▶ What this task involves: Find the word "type" in the records below. List each line containing it.

################

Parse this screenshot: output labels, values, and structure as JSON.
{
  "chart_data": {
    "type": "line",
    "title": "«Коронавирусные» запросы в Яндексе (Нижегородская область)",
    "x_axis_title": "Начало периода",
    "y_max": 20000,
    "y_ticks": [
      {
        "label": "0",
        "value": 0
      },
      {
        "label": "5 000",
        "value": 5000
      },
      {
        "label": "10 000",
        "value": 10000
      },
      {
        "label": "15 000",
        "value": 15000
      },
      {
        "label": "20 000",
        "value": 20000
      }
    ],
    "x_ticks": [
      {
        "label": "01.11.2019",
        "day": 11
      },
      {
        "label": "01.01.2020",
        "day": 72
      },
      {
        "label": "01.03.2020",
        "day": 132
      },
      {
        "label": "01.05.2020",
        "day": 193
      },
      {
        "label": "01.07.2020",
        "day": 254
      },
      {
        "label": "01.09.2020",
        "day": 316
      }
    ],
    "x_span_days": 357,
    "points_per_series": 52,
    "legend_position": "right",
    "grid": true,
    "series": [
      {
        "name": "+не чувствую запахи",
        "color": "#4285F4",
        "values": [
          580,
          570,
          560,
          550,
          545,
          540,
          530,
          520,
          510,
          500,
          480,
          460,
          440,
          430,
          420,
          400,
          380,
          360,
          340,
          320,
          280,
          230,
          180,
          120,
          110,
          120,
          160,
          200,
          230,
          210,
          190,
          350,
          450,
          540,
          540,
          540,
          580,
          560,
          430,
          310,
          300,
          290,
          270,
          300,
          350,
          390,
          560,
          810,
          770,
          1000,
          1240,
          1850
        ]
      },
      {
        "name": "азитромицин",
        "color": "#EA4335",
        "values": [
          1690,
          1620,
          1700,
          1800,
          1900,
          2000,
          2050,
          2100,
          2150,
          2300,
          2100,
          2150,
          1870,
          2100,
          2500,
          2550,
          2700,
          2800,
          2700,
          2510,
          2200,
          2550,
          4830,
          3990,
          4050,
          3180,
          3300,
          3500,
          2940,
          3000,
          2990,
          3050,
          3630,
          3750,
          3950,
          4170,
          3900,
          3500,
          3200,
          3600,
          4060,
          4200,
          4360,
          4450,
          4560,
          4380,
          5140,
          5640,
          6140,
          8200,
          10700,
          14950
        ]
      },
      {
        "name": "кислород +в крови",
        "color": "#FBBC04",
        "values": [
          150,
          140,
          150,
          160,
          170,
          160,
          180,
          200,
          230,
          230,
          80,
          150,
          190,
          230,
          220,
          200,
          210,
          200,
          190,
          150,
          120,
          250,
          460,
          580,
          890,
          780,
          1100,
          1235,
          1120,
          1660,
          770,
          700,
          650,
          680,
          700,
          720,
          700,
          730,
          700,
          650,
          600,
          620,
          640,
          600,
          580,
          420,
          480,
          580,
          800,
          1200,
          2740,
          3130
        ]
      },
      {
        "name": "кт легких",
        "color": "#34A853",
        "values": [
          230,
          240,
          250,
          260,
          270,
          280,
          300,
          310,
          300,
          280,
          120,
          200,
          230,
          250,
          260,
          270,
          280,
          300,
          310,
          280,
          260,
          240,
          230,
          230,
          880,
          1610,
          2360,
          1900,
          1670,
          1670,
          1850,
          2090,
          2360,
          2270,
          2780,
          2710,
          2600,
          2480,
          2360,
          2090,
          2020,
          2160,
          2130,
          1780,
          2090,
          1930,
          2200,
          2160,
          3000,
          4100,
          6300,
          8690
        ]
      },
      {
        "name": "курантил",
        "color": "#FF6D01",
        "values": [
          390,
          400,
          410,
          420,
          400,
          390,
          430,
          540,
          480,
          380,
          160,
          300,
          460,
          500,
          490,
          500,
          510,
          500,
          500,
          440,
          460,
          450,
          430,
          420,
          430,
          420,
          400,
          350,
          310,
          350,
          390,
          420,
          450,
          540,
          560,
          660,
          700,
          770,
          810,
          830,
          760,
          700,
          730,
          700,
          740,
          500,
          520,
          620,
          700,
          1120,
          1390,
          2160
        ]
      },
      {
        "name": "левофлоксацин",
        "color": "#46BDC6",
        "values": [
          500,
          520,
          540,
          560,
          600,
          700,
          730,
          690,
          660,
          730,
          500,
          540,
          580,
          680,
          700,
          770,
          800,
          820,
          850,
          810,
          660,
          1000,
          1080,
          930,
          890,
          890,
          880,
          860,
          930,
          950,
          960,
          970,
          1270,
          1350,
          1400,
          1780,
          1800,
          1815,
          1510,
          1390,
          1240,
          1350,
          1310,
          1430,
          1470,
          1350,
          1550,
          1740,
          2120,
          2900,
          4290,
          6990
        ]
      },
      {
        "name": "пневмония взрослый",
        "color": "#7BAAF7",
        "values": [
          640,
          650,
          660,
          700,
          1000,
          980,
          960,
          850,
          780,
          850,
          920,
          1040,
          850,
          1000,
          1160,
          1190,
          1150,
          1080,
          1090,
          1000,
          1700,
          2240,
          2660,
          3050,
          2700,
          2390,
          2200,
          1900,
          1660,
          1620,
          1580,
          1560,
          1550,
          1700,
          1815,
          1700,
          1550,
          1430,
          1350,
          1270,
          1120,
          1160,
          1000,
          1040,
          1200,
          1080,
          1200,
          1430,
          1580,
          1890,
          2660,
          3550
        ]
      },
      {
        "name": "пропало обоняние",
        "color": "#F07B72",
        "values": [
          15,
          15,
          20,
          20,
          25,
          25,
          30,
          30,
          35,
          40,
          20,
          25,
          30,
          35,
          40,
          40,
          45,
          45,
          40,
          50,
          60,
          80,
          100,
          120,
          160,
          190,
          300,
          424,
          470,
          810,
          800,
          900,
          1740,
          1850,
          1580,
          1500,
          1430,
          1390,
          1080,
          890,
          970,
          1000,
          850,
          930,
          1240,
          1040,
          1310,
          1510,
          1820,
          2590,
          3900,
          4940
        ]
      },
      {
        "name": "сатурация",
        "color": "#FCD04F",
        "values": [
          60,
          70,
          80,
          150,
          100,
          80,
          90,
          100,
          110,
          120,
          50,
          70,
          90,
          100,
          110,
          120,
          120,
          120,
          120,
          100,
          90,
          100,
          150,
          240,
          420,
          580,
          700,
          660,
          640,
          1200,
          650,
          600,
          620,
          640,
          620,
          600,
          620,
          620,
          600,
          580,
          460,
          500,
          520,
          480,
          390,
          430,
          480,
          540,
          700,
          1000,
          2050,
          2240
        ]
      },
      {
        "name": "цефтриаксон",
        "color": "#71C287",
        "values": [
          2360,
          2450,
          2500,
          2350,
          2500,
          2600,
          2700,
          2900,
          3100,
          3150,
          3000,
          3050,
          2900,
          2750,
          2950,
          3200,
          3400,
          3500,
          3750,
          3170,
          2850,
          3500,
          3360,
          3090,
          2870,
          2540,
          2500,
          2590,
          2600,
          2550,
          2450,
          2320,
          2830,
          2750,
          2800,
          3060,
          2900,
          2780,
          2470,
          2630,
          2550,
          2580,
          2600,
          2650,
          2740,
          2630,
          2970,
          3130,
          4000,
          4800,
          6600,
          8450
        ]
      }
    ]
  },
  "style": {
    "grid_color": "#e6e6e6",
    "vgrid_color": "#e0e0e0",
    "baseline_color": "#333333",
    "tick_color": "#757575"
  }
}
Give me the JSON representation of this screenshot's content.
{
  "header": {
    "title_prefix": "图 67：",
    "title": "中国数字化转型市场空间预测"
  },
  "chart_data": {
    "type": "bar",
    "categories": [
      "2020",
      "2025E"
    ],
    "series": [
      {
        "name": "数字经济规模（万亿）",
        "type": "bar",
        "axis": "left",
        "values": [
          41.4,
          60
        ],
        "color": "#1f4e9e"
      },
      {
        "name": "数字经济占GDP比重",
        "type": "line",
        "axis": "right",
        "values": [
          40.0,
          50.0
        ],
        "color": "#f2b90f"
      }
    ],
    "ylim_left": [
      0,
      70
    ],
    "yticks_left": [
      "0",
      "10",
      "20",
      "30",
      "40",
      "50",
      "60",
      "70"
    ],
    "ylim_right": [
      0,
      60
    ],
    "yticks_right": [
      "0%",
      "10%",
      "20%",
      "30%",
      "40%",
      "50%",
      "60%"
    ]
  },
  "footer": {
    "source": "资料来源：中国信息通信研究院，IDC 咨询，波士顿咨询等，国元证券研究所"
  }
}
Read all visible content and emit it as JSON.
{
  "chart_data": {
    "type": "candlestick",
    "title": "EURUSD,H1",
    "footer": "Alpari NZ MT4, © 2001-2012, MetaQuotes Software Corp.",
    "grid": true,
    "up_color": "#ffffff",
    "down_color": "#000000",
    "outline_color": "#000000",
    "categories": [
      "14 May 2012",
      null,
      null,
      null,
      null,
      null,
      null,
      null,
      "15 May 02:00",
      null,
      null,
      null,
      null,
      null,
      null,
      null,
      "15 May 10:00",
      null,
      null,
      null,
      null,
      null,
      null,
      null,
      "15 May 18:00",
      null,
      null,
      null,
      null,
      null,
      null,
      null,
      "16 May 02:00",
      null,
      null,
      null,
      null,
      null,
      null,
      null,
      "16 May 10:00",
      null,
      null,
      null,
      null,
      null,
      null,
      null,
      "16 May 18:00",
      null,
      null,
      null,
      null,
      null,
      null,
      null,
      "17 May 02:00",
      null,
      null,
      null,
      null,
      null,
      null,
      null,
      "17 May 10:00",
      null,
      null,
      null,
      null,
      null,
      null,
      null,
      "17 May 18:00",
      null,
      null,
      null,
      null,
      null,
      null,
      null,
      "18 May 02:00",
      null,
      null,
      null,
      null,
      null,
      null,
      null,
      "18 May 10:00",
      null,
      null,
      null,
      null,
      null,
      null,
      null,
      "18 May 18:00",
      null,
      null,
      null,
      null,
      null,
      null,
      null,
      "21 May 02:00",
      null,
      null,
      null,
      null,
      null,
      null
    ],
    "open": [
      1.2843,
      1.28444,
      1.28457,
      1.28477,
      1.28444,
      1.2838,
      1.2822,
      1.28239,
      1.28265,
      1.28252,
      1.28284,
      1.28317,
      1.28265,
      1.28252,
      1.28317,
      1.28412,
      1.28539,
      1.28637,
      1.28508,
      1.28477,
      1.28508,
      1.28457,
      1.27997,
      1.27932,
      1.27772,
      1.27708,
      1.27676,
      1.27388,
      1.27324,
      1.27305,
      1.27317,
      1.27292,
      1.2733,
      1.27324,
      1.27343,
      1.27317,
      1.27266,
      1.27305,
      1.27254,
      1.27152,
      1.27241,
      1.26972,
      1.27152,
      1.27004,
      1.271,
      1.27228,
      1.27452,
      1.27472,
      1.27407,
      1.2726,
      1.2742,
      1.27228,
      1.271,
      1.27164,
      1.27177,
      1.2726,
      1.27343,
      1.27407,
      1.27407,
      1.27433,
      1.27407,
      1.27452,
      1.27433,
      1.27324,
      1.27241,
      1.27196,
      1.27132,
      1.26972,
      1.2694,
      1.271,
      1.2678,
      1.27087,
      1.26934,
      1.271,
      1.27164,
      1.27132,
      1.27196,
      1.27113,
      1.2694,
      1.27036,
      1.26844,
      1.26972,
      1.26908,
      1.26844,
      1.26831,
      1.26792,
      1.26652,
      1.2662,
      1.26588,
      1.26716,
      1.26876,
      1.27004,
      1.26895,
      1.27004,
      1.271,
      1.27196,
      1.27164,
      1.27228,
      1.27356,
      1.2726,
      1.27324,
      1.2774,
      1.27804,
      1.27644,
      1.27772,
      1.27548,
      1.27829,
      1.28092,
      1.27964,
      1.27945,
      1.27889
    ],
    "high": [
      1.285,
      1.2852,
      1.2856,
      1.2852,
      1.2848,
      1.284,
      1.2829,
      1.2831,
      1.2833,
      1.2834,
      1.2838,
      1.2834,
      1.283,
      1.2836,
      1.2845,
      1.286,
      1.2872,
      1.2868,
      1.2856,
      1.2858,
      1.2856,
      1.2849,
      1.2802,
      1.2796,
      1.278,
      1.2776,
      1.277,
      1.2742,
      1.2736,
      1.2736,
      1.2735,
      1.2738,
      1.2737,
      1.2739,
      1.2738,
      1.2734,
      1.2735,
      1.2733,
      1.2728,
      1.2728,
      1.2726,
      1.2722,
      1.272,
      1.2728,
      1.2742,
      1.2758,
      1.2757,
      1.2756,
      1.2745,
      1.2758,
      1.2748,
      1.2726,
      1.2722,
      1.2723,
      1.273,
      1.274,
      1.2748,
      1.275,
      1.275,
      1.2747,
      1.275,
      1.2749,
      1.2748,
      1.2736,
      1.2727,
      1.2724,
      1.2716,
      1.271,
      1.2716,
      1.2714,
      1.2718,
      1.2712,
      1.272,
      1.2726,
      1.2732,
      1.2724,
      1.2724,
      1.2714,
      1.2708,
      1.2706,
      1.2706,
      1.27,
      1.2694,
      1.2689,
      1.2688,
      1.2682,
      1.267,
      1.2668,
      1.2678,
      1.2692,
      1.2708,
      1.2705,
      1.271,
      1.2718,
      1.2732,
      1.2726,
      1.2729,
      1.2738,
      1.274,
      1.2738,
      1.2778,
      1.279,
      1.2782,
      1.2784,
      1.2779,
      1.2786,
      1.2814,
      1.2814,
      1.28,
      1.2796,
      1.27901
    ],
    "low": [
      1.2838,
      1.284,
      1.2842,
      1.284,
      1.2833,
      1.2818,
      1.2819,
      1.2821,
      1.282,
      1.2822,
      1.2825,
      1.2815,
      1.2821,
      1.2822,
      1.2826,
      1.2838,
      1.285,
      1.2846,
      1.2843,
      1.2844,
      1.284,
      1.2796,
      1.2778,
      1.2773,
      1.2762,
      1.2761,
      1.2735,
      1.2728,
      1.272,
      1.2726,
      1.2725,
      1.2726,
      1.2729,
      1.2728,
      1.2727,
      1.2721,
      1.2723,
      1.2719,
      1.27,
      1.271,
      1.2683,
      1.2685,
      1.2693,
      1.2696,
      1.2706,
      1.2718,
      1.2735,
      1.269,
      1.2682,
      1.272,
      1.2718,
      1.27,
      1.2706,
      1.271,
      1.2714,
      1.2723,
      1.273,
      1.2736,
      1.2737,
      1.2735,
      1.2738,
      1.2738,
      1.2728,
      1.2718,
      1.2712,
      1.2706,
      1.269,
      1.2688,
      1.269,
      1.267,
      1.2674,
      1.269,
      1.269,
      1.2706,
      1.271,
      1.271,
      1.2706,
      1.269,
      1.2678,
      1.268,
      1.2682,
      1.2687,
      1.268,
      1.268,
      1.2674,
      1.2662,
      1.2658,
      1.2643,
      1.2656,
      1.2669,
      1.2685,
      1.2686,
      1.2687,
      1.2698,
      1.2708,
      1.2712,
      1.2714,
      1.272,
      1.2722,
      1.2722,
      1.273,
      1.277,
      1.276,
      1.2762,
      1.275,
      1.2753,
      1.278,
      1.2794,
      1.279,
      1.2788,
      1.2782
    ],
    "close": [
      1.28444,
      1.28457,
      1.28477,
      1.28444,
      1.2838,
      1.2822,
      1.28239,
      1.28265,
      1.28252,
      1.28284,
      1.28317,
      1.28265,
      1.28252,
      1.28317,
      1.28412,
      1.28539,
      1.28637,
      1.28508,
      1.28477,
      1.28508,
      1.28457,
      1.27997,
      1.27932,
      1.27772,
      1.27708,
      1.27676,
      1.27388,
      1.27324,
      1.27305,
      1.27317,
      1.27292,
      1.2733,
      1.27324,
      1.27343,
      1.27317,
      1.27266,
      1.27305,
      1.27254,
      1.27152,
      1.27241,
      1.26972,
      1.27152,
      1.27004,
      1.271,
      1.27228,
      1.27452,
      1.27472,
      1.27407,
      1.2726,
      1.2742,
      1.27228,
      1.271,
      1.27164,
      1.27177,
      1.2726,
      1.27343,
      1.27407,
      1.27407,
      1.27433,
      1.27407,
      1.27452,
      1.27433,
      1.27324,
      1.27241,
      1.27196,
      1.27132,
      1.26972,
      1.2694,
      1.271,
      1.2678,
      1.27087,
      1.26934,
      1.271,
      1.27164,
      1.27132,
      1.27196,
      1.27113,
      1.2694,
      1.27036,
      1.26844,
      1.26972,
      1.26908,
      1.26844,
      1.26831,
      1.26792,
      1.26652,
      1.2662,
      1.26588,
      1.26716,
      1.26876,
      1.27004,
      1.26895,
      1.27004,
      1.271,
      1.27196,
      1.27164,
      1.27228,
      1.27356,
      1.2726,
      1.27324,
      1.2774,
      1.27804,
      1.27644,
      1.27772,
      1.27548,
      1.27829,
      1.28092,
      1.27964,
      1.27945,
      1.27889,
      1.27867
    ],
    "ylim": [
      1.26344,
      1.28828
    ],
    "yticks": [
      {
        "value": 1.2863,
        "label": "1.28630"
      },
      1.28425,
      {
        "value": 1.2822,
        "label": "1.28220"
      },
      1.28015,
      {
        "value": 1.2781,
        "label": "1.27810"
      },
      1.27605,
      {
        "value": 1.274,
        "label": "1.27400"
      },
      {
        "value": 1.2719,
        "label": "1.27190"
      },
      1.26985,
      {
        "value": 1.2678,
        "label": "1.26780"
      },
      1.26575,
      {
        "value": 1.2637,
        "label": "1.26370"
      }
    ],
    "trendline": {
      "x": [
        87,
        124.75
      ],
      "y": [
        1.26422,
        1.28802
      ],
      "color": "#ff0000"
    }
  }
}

################

▶ The completed task:
    "type": "line",
    "type": "bar",
        "type": "bar",
        "type": "line",
    "type": "candlestick",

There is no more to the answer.